→ **Tarefas propostas**:
1. Segundo o texto sobre a transição de gestão nos municípios baianos, em que período Claudia Rocha foi gestora da secretaria de Educação de Iraquara pela primeira vez?
2. Dê continuidade ao texto sobre a transição de gestão nos municípios baianos, começando logo depois da última frase apresentada.
═════ Texto
O Icep organiza, nas trocas de gestão – ou seja, de quatro em quatro anos –, o chamado Seminário de Transição Suprapartidária, que reúne os atuais secretários, futuros dirigentes municipais, prefeitos e vice-prefeitos eleitos ou em fim de mandato de 22 municípios baianos da região da Chapada Diamantina (BA). Professores e famílias também participam. Nos eventos, são apresentados os memoriais de gestão para a equipe que vai assumir ter conhecimento pleno do que vai encontrar: indicadores, dados, materiais e documentação. A ideia é conhecer bem o tamanho do desafio que está pela frente para poder enfrentá-lo da melhor maneira possível.
“O memorial de gestão é muito importante para que a nova equipe tenha um diagnóstico completo do patamar em que se encontra a rede, tanto em termos pedagógicos quanto administrativos”, explica Cybele. Ela acredita que o País avançou muito nos últimos 30 anos na gestão da Educação pública e que hoje o acesso à informação e recursos, por parte dos gestores, é muito maior e mais facilitado.
“Atualmente temos muitos dados, tudo documentado em diversas instâncias”, explica ela. “No entanto, nosso maior problema para evoluir continua sendo a falta de um verdadeiro regime de colaboração entre municípios, Estados e União. A base da Educação está no município – problemas que ocorrem nele impossibilitam processos futuros de aprendizagem.”
Grupo sólido
A quebra na continuidade de políticas públicas é um dos maiores entraves para a construção de uma Educação de qualidade. A troca de siglas partidárias nas prefeituras muitas vezes resulta na troca de equipes inteiras de servidores, o que impacta diretamente a continuidade das políticas e os projetos em andamento nas redes municipais de ensino. “Devemos lutar para manter o mesmo corpo técnico, para que não ocorra a quebra de grupos”, acrescenta Cybele.
Ter funcionários e gestores com conhecimento prévio da rede é essencial para isso. Na cidade de Iraquara (BA), atendida pelo Icep há 12 anos, Claudia Rocha, que acaba de assumir novamente a secretaria de Educação, é bastante atuante no município há anos. Ela foi gestora da pasta entre 2005 e 2008. Após esse período, deixou a secretaria porque outro partido assumiu a prefeitura. Com as eleições do ano passado – e uma nova troca de partido na prefeitura –, ela reassumiu o cargo.
“Por mais que existam questões partidárias, deve haver seriedade e respeito no momento de transição. A questão política deve ser colocada de lado e tem que haver esforço para manter a mesma equipe técnica”, explica Claudia.
══════════
═════ Dados extraídos
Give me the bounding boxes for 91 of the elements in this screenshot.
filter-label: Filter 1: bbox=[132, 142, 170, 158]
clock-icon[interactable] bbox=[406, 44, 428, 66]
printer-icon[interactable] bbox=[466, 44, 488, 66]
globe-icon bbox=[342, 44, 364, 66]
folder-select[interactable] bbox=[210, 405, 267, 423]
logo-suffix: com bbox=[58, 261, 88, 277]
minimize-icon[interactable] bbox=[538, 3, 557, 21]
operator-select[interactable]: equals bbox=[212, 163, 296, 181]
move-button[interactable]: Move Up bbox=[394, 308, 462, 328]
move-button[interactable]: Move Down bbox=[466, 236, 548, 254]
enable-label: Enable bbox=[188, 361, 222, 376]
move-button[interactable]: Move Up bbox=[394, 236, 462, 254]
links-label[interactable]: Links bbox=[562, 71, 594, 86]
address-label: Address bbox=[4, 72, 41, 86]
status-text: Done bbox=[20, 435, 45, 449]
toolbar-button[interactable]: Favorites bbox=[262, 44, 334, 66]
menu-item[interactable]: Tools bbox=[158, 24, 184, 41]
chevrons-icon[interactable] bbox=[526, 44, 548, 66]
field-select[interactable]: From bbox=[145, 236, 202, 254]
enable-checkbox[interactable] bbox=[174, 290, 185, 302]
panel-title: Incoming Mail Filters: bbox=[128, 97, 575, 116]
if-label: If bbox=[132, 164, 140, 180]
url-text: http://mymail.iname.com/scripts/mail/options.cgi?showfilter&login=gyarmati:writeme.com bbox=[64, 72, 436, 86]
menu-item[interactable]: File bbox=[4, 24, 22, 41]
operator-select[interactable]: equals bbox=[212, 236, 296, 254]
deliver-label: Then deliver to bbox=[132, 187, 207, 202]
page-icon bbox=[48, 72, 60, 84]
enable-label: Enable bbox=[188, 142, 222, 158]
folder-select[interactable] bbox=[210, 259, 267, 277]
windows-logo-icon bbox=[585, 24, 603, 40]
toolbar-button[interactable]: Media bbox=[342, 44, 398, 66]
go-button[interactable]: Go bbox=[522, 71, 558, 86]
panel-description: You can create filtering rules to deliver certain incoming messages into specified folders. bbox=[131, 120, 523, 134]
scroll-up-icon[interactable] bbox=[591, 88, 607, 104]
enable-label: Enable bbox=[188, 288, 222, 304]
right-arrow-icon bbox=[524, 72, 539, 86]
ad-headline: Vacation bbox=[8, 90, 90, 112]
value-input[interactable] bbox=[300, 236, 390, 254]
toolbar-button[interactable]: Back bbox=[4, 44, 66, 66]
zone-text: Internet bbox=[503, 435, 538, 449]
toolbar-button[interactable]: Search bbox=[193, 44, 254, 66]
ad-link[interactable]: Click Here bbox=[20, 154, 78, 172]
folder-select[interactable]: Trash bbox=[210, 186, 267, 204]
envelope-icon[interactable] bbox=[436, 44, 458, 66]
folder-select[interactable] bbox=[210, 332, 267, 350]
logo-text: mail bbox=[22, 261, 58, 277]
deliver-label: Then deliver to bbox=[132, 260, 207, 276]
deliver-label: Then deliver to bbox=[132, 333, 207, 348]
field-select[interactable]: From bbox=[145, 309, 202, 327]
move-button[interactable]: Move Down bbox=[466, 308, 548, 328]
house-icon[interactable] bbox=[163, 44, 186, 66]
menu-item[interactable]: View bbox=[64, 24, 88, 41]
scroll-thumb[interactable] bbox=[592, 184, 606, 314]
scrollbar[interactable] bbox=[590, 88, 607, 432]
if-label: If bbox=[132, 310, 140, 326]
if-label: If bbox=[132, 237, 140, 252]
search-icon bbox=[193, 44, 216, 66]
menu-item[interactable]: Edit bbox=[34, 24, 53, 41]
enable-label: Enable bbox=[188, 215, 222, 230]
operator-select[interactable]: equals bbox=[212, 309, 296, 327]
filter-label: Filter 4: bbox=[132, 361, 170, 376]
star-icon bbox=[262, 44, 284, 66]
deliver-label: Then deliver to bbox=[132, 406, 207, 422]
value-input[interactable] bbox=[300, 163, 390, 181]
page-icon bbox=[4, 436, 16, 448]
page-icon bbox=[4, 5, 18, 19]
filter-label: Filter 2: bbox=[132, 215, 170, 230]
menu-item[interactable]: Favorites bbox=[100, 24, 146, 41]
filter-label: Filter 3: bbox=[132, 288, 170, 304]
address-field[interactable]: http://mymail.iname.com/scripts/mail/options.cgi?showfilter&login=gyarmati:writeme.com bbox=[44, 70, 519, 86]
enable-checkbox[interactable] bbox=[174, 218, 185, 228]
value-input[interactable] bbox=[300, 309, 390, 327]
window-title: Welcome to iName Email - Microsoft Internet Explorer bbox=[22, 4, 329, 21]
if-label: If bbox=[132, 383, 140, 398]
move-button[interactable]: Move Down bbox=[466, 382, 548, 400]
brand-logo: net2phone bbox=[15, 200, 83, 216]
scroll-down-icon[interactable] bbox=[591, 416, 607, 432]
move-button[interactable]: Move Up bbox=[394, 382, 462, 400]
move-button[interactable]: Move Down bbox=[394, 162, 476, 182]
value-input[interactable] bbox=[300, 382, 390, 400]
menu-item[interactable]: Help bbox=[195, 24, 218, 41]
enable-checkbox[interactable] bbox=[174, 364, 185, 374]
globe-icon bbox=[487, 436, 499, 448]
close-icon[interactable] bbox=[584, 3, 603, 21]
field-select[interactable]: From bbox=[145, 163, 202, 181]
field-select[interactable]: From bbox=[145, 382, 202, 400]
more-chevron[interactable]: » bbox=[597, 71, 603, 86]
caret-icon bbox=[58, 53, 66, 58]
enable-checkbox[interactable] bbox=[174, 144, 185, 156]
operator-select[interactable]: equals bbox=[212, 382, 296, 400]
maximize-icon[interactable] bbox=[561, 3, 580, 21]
══════════
→ **Respostas das tarefas**:
1. Entre 2005 e 2008.

2.
Passagem de bastão
Para uma gestão mais eficiente, é essencial que a transição de governo, independentemente dos partidos envolvidos, conte com uma equipe dedicada exclusivamente a isso. “No nosso caso, trabalhávamos nessa fase de mudança desde novembro. Então, foi tranquilo, porque tudo foi bem pensado e planejado”, conta Claudia. “Montei minha equipe que sentou e conversou bastante com a anterior, repassando todos os assuntos importantes em reuniões diárias e temáticas.”
Organização e planejamento
Assumir pela primeira vez uma secretaria de Educação é um grande desafio para os gestores. Mas, segundo eles próprios, quando existem metas sólidas no município, o trabalho fica muito mais claro.
“Aqui temos um plano municipal de Educação, que clareia os caminhos a serem seguidos” afirma Joyce de Souza Evangelista, de Ibitiara (BA), estreante no cargo de secretária. Segundo ela, a mesma coligação partidária governava o município há cerca de 50 anos. É a primeira vez, em meio século, que um partido diferente chega ao poder.
Apesar de ter de enfrentar o novo, Joyce lembra que o fato de ter participado ativamente das discussões do plano será fundamental em sua gestão. “A garantia da continuidade das políticas educacionais ao longo do tempo se dá por meio dele”, explica.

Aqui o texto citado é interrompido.